= Material for this task =
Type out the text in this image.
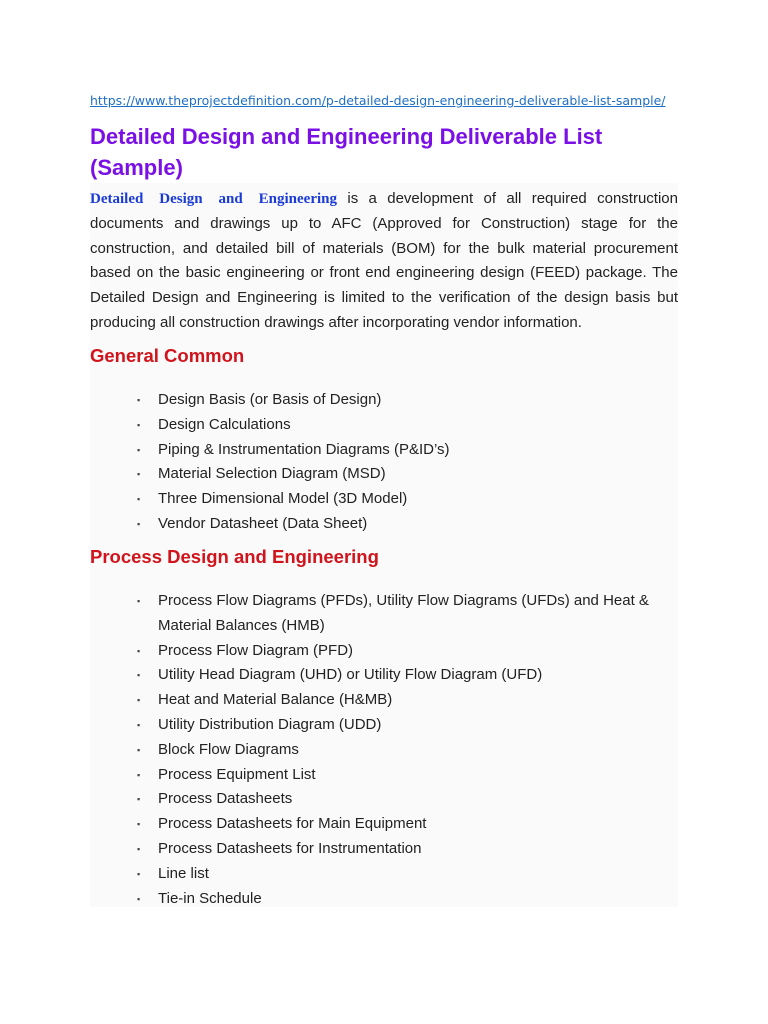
https://www.theprojectdefinition.com/p-detailed-design-engineering-deliverable-list-sample/
Detailed Design and Engineering Deliverable List (Sample)

Detailed Design and Engineering is a development of all required construction documents and drawings up to AFC (Approved for Construction) stage for the construction, and detailed bill of materials (BOM) for the bulk material procurement based on the basic engineering or front end engineering design (FEED) package. The Detailed Design and Engineering is limited to the verification of the design basis but producing all construction drawings after incorporating vendor information.

General Common
▪ Design Basis (or Basis of Design)
▪ Design Calculations
▪ Piping & Instrumentation Diagrams (P&ID’s)
▪ Material Selection Diagram (MSD)
▪ Three Dimensional Model (3D Model)
▪ Vendor Datasheet (Data Sheet)
Process Design and Engineering
▪ Process Flow Diagrams (PFDs), Utility Flow Diagrams (UFDs) and Heat & Material Balances (HMB)
▪ Process Flow Diagram (PFD)
▪ Utility Head Diagram (UHD) or Utility Flow Diagram (UFD)
▪ Heat and Material Balance (H&MB)
▪ Utility Distribution Diagram (UDD)
▪ Block Flow Diagrams
▪ Process Equipment List
▪ Process Datasheets
▪ Process Datasheets for Main Equipment
▪ Process Datasheets for Instrumentation
▪ Line list
▪ Tie-in Schedule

= What to work on =
Write out the listing above again, exactly, but with no pictures in the copy.

= Solution below =
Type out the text in this image.
https://www.theprojectdefinition.com/p-detailed-design-engineering-deliverable-list-sample/
Detailed Design and Engineering Deliverable List (Sample)

Detailed Design and Engineering is a development of all required construction documents and drawings up to AFC (Approved for Construction) stage for the construction, and detailed bill of materials (BOM) for the bulk material procurement based on the basic engineering or front end engineering design (FEED) package. The Detailed Design and Engineering is limited to the verification of the design basis but producing all construction drawings after incorporating vendor information.

General Common
▪ Design Basis (or Basis of Design)
▪ Design Calculations
▪ Piping & Instrumentation Diagrams (P&ID’s)
▪ Material Selection Diagram (MSD)
▪ Three Dimensional Model (3D Model)
▪ Vendor Datasheet (Data Sheet)
Process Design and Engineering
▪ Process Flow Diagrams (PFDs), Utility Flow Diagrams (UFDs) and Heat & Material Balances (HMB)
▪ Process Flow Diagram (PFD)
▪ Utility Head Diagram (UHD) or Utility Flow Diagram (UFD)
▪ Heat and Material Balance (H&MB)
▪ Utility Distribution Diagram (UDD)
▪ Block Flow Diagrams
▪ Process Equipment List
▪ Process Datasheets
▪ Process Datasheets for Main Equipment
▪ Process Datasheets for Instrumentation
▪ Line list
▪ Tie-in Schedule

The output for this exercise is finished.